_The task_: Return the entries below verbatim. Pictures stay out.

_The data_:
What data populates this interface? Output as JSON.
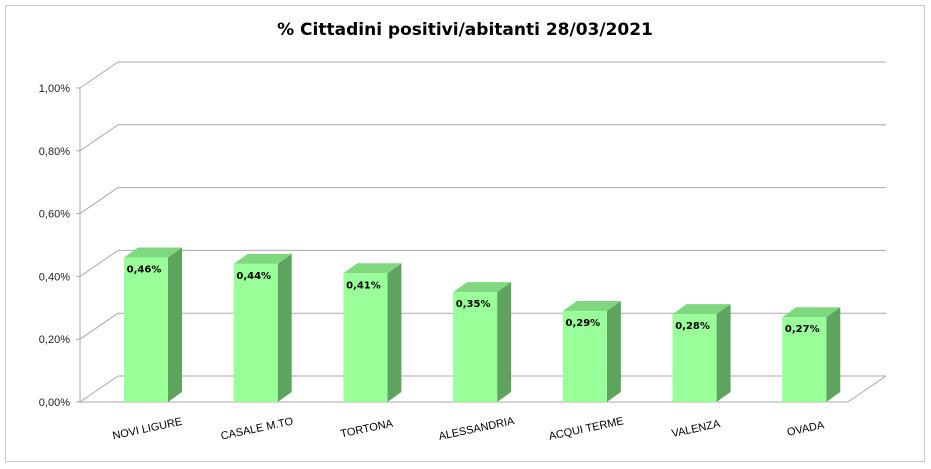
{
  "chart_data": {
    "type": "bar",
    "title": "% Cittadini positivi/abitanti 28/03/2021",
    "categories": [
      "NOVI LIGURE",
      "CASALE M.TO",
      "TORTONA",
      "ALESSANDRIA",
      "ACQUI TERME",
      "VALENZA",
      "OVADA"
    ],
    "values": [
      0.46,
      0.44,
      0.41,
      0.35,
      0.29,
      0.28,
      0.27
    ],
    "data_labels": [
      "0,46%",
      "0,44%",
      "0,41%",
      "0,35%",
      "0,29%",
      "0,28%",
      "0,27%"
    ],
    "yticks": [
      "0,00%",
      "0,20%",
      "0,40%",
      "0,60%",
      "0,80%",
      "1,00%"
    ],
    "ylim": [
      0,
      1.0
    ],
    "grid": true,
    "legend": "none",
    "style": "3d-column",
    "colors": {
      "bar_front": "#99ff99",
      "bar_side": "#5ea45e",
      "bar_top": "#7fd87f",
      "grid": "#aaaaaa"
    }
  }
}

_The reply_:
What data populates this interface? Output as JSON.
{
  "chart_data": {
    "type": "bar",
    "title": "% Cittadini positivi/abitanti 28/03/2021",
    "categories": [
      "NOVI LIGURE",
      "CASALE M.TO",
      "TORTONA",
      "ALESSANDRIA",
      "ACQUI TERME",
      "VALENZA",
      "OVADA"
    ],
    "values": [
      0.46,
      0.44,
      0.41,
      0.35,
      0.29,
      0.28,
      0.27
    ],
    "data_labels": [
      "0,46%",
      "0,44%",
      "0,41%",
      "0,35%",
      "0,29%",
      "0,28%",
      "0,27%"
    ],
    "yticks": [
      "0,00%",
      "0,20%",
      "0,40%",
      "0,60%",
      "0,80%",
      "1,00%"
    ],
    "ylim": [
      0,
      1.0
    ],
    "grid": true,
    "legend": "none",
    "style": "3d-column",
    "colors": {
      "bar_front": "#99ff99",
      "bar_side": "#5ea45e",
      "bar_top": "#7fd87f",
      "grid": "#aaaaaa"
    }
  }
}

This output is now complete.